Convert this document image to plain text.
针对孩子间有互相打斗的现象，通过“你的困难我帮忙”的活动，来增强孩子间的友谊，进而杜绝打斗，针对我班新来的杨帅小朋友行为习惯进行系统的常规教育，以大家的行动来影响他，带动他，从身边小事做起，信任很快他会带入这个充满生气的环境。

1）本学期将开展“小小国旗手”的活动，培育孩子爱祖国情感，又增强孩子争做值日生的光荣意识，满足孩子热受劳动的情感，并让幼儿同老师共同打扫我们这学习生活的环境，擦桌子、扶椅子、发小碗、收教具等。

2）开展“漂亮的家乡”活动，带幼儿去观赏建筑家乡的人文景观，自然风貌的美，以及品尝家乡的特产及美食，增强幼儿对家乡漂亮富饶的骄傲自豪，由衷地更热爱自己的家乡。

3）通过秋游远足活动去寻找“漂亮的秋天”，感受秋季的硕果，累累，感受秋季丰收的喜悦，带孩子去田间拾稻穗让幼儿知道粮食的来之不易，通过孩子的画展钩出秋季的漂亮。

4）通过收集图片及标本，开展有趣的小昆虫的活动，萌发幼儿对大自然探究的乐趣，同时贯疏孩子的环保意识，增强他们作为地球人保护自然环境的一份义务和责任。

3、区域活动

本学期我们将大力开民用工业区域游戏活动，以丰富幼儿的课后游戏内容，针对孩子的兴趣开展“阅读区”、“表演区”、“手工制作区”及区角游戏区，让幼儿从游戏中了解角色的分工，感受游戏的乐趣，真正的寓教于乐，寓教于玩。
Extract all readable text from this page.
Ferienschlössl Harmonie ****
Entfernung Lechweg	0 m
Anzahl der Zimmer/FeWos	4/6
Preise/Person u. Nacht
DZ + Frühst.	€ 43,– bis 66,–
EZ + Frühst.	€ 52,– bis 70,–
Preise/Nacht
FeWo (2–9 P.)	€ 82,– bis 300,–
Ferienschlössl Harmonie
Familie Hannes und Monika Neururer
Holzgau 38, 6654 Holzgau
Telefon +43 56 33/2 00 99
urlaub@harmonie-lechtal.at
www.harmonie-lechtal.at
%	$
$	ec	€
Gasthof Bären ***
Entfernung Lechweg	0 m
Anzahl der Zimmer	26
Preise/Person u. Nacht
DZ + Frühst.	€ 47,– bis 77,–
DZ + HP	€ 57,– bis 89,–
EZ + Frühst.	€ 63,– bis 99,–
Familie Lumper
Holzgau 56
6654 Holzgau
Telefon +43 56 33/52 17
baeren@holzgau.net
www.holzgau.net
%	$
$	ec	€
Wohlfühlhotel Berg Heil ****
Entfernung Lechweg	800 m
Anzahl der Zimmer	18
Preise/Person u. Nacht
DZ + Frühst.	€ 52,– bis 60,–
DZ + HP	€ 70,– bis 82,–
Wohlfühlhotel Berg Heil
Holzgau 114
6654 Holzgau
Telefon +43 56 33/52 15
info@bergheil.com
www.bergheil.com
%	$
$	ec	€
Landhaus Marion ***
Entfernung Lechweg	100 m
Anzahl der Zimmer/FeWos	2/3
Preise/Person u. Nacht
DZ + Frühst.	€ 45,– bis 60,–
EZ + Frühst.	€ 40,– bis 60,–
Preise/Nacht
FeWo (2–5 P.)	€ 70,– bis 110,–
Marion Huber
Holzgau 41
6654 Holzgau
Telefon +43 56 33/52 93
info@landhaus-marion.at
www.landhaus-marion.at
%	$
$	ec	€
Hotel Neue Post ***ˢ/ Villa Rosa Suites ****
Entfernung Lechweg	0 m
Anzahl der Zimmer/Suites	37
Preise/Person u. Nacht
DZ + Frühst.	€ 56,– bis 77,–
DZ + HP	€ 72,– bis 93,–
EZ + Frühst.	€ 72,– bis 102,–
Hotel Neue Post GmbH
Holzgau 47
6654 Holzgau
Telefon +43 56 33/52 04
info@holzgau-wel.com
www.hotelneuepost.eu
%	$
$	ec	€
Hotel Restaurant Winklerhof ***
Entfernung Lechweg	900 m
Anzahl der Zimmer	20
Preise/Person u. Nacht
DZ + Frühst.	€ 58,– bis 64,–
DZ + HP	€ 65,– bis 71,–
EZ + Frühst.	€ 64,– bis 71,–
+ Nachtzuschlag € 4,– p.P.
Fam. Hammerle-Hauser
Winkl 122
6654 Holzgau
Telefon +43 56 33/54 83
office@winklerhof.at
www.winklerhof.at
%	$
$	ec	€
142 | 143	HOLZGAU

**What is needed**:
Your task is to collect every line above that contains the word "text".

**Task solution**:
Convert this document image to plain text.
Extract all readable text from this page.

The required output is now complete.